Exercise description. Please reproduce the records below from their first line through the line containing "- point: [813, 661, 824, 672]", substituting "trend-line" for "series-line" and leaving all else as it stands.

[Start]

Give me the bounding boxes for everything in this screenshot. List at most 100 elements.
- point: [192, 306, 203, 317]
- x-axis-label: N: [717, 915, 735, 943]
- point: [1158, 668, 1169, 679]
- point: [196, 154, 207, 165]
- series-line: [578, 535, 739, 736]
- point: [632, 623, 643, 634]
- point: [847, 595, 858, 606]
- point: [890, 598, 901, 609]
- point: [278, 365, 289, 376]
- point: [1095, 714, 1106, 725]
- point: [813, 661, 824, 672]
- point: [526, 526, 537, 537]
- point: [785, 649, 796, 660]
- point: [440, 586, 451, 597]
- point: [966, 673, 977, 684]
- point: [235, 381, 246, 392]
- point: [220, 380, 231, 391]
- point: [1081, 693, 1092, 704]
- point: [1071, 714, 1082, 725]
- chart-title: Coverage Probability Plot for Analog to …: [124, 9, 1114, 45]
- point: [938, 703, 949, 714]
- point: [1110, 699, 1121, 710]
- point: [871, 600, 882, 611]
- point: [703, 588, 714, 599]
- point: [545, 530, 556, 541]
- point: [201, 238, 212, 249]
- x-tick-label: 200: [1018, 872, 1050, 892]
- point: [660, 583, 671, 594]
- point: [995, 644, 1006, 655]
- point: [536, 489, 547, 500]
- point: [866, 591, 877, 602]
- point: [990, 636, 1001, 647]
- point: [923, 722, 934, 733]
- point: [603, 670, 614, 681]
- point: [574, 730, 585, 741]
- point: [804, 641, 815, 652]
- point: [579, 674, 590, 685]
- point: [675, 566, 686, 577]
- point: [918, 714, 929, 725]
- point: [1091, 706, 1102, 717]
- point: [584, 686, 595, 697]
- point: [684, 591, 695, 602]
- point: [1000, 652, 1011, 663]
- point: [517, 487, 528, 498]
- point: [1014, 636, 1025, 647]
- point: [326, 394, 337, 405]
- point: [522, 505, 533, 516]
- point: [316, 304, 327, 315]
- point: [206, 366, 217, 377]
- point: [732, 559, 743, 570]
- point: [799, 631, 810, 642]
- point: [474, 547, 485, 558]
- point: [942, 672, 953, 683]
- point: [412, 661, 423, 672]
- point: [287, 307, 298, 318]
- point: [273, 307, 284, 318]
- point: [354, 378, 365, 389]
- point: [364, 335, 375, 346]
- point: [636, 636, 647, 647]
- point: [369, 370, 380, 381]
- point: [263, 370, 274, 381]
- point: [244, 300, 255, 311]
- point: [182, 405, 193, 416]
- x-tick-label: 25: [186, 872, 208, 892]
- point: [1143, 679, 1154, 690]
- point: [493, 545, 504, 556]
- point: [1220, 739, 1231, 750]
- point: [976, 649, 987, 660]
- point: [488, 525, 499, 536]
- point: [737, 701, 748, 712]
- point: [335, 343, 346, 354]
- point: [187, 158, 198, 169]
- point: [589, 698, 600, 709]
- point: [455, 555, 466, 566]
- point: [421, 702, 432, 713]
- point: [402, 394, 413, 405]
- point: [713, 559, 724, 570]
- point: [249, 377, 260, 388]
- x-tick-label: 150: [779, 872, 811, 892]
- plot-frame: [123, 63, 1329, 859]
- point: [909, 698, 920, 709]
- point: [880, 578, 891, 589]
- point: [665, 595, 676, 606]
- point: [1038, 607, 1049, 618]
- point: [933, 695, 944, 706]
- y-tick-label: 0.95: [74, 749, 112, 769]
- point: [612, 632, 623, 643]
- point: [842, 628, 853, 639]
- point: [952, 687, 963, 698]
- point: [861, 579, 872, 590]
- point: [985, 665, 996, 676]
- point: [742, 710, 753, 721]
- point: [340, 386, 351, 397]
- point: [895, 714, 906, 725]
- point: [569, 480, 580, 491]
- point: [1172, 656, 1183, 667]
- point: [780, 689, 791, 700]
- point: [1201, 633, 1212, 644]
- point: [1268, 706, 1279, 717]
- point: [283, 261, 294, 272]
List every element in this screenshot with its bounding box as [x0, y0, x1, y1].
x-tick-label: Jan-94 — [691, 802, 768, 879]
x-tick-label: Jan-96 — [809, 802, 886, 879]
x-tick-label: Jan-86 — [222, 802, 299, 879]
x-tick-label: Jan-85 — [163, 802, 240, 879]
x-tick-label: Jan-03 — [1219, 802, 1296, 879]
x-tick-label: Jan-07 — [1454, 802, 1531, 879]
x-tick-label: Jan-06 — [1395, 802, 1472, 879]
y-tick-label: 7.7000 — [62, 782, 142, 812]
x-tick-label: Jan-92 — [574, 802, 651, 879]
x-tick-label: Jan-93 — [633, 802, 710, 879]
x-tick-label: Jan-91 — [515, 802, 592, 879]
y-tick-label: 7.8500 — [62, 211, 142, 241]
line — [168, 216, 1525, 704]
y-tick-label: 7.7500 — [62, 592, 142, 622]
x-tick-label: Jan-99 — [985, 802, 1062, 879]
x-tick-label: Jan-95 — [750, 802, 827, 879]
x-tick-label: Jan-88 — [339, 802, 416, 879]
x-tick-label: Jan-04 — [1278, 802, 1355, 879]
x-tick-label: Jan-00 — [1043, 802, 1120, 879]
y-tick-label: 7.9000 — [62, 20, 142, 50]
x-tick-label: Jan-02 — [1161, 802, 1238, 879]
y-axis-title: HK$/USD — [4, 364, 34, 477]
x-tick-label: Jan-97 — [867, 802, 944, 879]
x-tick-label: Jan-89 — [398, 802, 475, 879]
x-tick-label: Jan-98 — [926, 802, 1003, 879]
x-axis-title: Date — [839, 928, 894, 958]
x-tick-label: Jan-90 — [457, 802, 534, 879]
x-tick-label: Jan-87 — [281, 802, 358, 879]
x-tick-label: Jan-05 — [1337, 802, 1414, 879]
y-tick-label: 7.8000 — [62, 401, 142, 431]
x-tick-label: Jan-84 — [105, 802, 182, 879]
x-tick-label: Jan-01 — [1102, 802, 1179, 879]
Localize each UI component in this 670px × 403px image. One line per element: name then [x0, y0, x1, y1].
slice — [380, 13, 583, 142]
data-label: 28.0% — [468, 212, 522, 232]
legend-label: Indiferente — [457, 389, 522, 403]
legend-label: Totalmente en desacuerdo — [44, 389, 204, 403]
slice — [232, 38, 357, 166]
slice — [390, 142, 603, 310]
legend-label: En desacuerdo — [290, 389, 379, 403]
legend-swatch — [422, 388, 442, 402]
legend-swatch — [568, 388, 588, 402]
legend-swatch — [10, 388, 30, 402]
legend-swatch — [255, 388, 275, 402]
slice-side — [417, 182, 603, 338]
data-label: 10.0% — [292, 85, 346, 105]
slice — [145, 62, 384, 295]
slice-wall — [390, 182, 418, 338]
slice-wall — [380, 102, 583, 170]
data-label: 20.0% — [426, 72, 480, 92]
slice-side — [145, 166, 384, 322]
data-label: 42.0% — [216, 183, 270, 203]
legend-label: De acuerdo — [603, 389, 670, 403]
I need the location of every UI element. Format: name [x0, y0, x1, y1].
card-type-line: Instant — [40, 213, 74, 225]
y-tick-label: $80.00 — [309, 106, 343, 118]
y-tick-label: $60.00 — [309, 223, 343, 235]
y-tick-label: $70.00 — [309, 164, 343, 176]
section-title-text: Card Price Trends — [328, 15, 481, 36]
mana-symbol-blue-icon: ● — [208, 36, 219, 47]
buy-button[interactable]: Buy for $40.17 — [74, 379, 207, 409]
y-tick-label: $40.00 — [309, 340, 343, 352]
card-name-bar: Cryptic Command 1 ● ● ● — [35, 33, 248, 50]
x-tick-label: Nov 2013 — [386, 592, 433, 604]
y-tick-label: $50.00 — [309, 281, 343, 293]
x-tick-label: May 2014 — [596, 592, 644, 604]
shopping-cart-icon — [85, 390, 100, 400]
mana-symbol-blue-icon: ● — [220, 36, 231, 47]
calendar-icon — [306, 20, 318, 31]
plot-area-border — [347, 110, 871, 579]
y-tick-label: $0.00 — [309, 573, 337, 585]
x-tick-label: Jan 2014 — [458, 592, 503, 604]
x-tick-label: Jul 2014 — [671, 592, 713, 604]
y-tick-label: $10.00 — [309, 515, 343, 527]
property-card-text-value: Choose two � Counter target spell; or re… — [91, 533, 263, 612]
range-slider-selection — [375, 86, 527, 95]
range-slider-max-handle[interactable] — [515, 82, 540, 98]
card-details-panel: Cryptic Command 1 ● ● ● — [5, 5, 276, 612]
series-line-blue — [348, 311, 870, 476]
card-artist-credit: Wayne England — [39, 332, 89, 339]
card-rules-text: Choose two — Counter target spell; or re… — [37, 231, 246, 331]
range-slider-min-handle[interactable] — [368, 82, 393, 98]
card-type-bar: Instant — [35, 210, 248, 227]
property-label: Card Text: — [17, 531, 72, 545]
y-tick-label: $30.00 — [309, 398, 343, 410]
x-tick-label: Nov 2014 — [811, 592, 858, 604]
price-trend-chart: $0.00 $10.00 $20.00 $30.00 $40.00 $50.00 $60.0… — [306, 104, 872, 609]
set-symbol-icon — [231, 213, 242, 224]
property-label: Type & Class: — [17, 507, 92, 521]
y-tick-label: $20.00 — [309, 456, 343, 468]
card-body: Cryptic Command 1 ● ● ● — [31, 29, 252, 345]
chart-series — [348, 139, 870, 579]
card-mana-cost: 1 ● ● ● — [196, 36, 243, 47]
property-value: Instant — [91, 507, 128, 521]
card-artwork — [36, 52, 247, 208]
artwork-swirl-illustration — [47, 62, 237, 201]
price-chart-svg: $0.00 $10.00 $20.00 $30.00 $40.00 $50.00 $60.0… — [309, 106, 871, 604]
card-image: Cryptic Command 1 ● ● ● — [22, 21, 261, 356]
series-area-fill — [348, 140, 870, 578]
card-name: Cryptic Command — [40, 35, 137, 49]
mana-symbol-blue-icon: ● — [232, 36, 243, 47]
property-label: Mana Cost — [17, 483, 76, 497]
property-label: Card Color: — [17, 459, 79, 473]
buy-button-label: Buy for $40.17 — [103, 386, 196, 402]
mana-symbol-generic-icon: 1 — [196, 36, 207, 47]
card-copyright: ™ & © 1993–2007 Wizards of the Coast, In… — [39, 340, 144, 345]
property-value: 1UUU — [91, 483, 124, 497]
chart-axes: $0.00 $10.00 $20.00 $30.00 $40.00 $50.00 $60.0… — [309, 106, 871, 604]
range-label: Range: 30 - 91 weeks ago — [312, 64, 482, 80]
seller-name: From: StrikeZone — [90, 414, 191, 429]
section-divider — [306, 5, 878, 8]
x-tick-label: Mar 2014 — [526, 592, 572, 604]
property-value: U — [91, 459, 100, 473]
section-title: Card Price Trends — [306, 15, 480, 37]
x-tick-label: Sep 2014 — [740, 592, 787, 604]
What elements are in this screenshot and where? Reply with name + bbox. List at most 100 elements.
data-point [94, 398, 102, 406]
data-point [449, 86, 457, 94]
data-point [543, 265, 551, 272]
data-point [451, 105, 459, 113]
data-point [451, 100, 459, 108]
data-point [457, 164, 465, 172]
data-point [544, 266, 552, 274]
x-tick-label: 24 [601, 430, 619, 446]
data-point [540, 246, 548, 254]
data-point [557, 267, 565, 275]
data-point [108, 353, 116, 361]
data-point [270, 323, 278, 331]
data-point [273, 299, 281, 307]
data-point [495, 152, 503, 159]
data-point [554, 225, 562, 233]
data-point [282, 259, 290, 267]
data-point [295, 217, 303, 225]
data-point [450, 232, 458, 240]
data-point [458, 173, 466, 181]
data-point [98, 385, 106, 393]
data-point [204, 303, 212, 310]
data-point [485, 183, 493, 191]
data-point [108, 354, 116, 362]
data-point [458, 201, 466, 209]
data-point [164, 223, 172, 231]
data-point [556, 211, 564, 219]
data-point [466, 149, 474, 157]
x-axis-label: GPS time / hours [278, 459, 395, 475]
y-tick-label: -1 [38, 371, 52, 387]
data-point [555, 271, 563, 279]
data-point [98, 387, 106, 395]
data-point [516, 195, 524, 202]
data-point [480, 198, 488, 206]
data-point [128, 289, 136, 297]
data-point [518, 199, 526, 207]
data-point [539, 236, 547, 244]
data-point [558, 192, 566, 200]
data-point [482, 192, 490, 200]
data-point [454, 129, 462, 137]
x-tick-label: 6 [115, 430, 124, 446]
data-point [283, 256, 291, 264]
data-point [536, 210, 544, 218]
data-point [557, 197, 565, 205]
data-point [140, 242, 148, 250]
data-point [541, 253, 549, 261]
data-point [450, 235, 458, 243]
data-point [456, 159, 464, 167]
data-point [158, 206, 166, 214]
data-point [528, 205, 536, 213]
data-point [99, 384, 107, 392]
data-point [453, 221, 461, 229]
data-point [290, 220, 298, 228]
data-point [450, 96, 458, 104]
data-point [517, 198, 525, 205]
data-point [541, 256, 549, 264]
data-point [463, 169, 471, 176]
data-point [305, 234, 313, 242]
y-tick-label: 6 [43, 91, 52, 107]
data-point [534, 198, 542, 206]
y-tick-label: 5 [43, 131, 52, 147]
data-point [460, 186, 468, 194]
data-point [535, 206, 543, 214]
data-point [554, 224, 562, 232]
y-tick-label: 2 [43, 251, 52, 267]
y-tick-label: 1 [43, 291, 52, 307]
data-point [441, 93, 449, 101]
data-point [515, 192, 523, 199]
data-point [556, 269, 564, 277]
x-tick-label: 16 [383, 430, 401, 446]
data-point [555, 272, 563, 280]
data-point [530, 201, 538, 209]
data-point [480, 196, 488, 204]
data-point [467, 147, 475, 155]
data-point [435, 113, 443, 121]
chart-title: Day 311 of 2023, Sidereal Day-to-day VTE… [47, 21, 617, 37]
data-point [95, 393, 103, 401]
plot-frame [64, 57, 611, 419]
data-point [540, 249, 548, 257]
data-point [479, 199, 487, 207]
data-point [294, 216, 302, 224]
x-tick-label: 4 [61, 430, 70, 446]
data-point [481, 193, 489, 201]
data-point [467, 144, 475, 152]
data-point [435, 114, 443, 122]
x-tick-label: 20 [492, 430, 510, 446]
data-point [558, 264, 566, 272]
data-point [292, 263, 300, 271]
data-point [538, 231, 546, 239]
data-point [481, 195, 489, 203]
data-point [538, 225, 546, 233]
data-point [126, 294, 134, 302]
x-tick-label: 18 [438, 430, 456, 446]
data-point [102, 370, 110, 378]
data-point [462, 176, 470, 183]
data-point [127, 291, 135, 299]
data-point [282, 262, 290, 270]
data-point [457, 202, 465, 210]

[End]

Written answer.
Give me the bounding boxes for everything in this screenshot. List at most 100 elements.
- point: [192, 306, 203, 317]
- x-axis-label: N: [717, 915, 735, 943]
- point: [1158, 668, 1169, 679]
- point: [196, 154, 207, 165]
- trend-line: [578, 535, 739, 736]
- point: [632, 623, 643, 634]
- point: [847, 595, 858, 606]
- point: [890, 598, 901, 609]
- point: [278, 365, 289, 376]
- point: [1095, 714, 1106, 725]
- point: [813, 661, 824, 672]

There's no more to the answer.